PROBLEM DETAILS: Copy out each line of the data holding "وشدوا".

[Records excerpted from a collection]
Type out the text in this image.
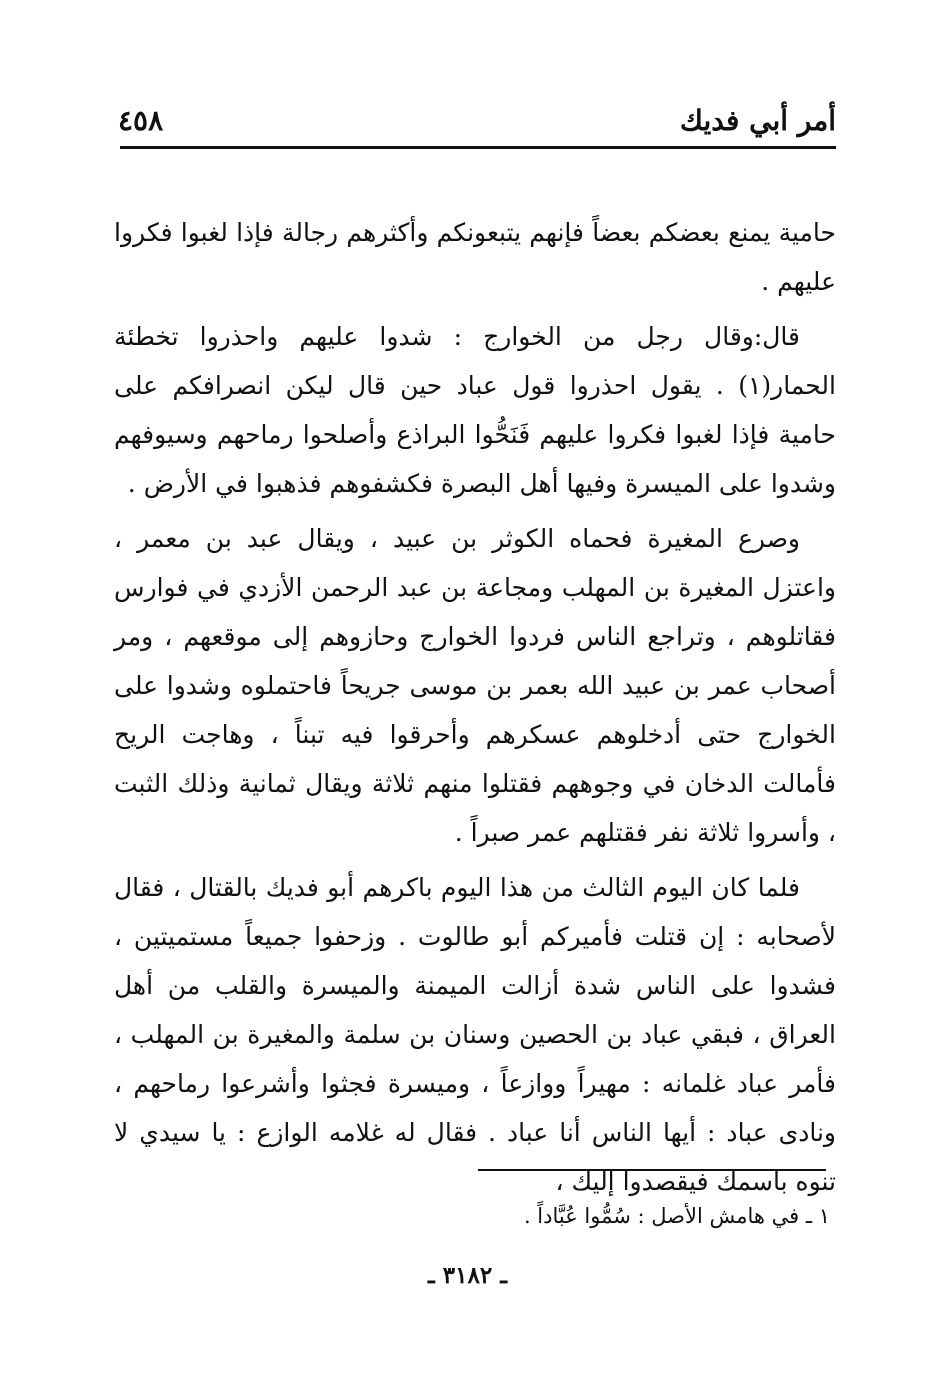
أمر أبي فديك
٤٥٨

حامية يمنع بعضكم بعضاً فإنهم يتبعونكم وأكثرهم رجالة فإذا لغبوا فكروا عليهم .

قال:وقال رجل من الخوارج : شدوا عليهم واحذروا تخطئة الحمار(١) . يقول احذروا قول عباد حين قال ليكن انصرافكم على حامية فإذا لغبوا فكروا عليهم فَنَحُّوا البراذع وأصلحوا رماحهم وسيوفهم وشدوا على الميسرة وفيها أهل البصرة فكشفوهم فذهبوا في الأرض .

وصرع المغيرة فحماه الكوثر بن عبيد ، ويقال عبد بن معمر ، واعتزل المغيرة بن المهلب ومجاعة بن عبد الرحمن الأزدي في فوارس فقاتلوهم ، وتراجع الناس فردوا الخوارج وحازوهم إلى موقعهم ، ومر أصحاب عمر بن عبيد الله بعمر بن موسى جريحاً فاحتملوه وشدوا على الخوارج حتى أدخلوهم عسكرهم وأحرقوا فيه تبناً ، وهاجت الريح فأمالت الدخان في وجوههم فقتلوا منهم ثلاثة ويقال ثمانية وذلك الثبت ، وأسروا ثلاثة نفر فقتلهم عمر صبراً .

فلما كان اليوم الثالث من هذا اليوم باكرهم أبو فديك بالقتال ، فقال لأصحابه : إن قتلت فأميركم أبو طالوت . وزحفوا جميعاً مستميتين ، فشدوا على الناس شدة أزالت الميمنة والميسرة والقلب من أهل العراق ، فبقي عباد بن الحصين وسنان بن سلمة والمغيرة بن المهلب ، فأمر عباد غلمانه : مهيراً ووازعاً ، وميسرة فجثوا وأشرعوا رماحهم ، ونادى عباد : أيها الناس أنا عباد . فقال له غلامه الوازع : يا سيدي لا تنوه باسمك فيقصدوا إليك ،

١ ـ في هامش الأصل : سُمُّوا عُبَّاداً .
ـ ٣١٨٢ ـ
--
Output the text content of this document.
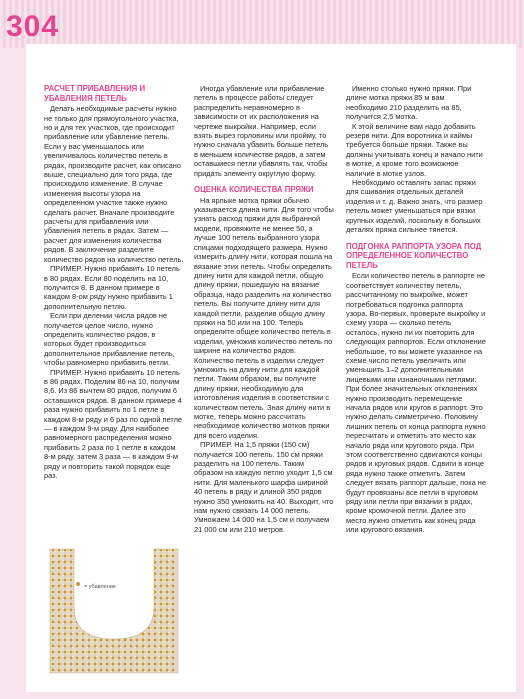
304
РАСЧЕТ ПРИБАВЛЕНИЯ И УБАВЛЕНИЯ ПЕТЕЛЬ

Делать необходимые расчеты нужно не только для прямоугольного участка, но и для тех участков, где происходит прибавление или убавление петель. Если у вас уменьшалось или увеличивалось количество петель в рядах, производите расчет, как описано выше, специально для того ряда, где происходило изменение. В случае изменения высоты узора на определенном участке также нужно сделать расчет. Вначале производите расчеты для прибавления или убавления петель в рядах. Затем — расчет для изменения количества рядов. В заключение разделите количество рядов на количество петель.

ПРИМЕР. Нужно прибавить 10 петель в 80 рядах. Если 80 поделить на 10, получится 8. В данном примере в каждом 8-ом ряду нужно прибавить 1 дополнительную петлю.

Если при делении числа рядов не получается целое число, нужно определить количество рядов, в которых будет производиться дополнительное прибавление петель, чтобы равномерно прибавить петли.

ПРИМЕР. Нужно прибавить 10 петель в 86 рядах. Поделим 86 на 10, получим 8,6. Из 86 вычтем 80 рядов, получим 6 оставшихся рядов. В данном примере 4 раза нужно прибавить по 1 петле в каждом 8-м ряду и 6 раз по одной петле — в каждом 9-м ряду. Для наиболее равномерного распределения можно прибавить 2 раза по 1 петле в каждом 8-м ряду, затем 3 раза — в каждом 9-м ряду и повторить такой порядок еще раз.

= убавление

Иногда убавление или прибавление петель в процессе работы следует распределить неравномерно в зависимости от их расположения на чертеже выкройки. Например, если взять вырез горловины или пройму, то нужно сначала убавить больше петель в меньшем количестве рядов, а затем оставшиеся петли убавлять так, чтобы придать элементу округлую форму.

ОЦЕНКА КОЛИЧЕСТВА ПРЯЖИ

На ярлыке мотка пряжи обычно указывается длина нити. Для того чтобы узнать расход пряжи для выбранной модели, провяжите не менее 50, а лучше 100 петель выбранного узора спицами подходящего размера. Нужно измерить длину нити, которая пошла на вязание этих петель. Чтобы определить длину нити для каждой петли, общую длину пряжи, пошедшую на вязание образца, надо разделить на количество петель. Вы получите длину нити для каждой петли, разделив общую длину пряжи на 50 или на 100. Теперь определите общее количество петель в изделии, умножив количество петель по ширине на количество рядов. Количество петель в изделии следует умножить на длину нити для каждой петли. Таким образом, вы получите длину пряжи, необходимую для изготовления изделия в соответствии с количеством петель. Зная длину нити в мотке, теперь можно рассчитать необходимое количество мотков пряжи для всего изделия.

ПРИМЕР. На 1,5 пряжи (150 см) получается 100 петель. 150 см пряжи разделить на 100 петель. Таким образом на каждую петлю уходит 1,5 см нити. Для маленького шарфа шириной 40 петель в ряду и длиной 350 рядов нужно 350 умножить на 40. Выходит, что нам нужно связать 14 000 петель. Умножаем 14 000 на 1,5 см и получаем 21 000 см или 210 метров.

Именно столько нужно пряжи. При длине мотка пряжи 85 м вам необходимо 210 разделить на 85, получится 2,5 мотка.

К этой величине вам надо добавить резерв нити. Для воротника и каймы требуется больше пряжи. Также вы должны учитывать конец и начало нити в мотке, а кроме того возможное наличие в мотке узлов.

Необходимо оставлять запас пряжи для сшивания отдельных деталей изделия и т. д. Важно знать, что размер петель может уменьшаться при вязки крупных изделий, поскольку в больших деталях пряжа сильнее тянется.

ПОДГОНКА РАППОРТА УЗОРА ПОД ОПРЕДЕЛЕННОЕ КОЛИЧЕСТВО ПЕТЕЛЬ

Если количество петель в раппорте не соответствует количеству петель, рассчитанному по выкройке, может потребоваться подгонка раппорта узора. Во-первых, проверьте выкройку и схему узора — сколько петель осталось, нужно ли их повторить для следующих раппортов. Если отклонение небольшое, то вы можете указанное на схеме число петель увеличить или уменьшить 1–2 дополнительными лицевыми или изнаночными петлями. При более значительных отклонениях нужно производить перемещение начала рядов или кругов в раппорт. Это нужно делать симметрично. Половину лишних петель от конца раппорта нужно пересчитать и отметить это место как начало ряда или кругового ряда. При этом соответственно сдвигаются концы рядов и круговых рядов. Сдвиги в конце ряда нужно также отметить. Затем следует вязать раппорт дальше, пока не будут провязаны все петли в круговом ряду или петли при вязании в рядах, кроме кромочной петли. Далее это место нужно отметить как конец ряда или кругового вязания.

COMPLETED EXERCISE:
قال:وقال رجل من الخوارج : شدوا عليهم واحذروا تخطئة الحمار(١) . يقول احذروا قول عباد حين قال ليكن انصرافكم على حامية فإذا لغبوا فكروا عليهم فَنَحُّوا البراذع وأصلحوا رماحهم وسيوفهم وشدوا على الميسرة وفيها أهل البصرة فكشفوهم فذهبوا في الأرض .
وصرع المغيرة فحماه الكوثر بن عبيد ، ويقال عبد بن معمر ، واعتزل المغيرة بن المهلب ومجاعة بن عبد الرحمن الأزدي في فوارس فقاتلوهم ، وتراجع الناس فردوا الخوارج وحازوهم إلى موقعهم ، ومر أصحاب عمر بن عبيد الله بعمر بن موسى جريحاً فاحتملوه وشدوا على الخوارج حتى أدخلوهم عسكرهم وأحرقوا فيه تبناً ، وهاجت الريح فأمالت الدخان في وجوههم فقتلوا منهم ثلاثة ويقال ثمانية وذلك الثبت ، وأسروا ثلاثة نفر فقتلهم عمر صبراً .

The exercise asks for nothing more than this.